Task description – Show all lines holding the string "type".

Records to process –
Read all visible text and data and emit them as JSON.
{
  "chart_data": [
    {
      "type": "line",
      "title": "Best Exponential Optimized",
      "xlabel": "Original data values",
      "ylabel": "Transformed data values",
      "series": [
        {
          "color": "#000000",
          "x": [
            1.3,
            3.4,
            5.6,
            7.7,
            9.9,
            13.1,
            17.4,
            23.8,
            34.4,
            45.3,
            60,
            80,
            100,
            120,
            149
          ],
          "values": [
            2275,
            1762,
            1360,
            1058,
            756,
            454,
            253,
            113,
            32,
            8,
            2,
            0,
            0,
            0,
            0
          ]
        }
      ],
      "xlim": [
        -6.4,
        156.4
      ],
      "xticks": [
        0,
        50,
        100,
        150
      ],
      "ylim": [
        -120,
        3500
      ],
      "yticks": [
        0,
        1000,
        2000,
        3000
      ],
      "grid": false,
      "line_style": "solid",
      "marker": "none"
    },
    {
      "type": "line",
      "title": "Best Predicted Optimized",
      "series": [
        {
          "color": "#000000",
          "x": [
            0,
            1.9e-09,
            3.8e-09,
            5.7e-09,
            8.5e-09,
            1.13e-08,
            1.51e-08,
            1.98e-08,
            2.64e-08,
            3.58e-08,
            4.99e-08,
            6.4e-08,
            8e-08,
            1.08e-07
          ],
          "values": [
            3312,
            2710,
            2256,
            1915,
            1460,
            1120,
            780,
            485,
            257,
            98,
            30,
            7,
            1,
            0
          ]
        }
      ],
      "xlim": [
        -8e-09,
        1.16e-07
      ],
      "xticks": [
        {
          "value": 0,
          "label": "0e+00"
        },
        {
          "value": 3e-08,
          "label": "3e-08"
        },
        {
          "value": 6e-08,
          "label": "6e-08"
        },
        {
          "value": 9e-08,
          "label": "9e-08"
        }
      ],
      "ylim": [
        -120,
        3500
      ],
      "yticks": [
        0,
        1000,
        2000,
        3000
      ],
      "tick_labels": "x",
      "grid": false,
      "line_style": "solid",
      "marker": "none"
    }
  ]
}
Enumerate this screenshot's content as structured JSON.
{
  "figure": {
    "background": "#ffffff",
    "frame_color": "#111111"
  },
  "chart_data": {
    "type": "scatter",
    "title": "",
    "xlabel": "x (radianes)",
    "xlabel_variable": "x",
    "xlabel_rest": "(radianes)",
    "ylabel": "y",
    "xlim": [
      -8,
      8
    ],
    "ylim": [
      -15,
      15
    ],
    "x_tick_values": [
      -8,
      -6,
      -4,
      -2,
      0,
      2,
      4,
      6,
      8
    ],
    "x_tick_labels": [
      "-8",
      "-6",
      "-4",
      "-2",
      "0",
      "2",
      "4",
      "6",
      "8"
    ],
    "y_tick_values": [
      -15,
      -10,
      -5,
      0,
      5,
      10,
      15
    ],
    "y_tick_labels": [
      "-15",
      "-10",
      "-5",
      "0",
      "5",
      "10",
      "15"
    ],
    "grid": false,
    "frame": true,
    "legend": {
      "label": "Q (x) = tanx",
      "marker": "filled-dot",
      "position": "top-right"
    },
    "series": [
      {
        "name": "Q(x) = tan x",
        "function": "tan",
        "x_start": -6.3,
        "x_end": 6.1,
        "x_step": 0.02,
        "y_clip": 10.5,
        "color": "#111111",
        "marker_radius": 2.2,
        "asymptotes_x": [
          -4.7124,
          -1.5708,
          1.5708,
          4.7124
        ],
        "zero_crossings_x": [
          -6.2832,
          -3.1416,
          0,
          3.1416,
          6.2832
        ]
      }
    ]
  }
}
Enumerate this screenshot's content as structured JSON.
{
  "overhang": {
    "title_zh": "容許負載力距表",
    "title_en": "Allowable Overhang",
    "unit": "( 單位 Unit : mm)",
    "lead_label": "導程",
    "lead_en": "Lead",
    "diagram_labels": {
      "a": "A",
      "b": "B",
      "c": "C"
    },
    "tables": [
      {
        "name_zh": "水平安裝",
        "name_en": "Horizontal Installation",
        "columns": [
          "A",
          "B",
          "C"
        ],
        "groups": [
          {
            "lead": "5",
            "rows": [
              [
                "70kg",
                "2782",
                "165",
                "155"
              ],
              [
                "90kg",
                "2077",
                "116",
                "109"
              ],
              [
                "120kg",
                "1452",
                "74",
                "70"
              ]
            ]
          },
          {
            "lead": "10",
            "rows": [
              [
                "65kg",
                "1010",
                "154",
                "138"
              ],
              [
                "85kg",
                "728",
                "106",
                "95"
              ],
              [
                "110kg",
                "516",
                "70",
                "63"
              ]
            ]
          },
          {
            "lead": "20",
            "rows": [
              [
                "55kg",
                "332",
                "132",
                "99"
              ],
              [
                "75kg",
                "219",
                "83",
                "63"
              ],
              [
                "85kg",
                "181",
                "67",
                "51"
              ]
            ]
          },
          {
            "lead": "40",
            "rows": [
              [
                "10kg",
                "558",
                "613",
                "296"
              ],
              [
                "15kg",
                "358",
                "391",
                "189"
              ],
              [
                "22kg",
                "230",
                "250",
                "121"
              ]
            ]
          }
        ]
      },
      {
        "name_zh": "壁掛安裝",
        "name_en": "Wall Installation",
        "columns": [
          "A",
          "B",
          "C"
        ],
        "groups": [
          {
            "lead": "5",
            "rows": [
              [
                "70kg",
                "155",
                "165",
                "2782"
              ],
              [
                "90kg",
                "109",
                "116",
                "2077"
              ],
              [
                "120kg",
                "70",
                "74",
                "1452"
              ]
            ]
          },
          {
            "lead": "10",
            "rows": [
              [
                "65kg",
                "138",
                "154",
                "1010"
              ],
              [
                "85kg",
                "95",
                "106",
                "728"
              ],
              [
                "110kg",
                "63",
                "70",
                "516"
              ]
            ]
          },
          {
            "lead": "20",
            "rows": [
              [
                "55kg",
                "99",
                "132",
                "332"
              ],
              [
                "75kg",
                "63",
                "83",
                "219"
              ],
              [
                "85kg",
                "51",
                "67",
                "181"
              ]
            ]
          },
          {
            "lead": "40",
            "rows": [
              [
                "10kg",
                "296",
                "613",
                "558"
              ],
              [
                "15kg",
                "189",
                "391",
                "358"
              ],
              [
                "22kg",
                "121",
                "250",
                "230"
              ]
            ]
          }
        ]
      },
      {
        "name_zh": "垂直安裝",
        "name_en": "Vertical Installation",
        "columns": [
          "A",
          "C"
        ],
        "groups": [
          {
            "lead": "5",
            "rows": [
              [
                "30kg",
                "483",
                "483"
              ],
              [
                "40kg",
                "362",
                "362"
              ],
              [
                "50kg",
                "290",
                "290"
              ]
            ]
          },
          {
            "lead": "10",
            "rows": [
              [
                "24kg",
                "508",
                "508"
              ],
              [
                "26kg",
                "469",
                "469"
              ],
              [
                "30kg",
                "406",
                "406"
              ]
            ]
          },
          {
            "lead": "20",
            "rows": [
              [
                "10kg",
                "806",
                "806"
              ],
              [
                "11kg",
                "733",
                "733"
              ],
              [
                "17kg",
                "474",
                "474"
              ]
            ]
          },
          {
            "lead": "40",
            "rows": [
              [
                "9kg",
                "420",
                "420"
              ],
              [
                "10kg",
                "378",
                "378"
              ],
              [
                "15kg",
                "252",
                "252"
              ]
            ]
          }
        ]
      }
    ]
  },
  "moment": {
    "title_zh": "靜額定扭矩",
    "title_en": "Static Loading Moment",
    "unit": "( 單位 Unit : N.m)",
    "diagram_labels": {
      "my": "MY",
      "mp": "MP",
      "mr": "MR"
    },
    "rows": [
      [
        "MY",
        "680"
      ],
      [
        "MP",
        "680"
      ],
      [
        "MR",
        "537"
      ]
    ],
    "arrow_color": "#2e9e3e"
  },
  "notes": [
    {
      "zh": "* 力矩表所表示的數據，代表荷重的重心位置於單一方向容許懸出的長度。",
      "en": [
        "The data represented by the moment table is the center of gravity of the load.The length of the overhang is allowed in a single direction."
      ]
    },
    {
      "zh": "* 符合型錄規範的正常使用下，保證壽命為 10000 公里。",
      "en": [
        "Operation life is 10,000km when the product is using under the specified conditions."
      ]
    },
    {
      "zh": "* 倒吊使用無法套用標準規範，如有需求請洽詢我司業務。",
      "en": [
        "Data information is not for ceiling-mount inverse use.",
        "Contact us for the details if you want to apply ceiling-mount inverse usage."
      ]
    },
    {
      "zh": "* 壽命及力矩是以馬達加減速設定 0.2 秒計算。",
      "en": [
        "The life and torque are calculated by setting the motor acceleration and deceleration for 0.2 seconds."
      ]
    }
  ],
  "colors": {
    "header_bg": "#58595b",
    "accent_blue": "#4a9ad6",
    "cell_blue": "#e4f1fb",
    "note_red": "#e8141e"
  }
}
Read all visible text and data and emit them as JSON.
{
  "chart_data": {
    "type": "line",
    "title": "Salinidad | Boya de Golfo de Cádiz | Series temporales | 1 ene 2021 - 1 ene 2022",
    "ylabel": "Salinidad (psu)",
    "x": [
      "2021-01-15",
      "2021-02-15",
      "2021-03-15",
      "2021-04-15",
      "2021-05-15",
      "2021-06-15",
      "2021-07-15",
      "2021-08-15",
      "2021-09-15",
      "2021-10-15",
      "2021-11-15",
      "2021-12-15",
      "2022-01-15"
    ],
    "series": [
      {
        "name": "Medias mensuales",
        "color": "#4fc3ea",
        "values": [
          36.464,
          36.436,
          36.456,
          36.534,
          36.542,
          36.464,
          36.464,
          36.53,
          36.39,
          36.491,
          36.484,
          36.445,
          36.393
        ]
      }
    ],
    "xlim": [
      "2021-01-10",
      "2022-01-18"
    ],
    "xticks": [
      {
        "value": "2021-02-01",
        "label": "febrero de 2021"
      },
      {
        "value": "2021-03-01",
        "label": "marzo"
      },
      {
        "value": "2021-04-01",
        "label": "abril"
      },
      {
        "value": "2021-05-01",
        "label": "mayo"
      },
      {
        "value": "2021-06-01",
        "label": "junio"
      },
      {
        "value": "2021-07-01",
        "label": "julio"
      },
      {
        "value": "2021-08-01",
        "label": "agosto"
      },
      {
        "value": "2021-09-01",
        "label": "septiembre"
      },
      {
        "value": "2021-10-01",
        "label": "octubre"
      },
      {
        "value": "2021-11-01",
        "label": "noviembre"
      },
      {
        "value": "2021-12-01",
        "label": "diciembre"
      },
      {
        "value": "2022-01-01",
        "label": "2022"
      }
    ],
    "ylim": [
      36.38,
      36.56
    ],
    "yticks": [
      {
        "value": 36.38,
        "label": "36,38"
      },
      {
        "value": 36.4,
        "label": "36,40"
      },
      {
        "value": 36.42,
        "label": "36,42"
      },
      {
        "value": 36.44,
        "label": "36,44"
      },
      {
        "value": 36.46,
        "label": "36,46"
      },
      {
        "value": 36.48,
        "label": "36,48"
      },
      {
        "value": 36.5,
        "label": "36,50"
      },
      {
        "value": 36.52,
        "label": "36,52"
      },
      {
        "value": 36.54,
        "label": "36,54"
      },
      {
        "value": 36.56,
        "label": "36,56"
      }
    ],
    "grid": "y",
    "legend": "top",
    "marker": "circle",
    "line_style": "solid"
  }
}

Response below –
      "type": "line",
      "type": "line",
    "type": "scatter",
    "type": "line",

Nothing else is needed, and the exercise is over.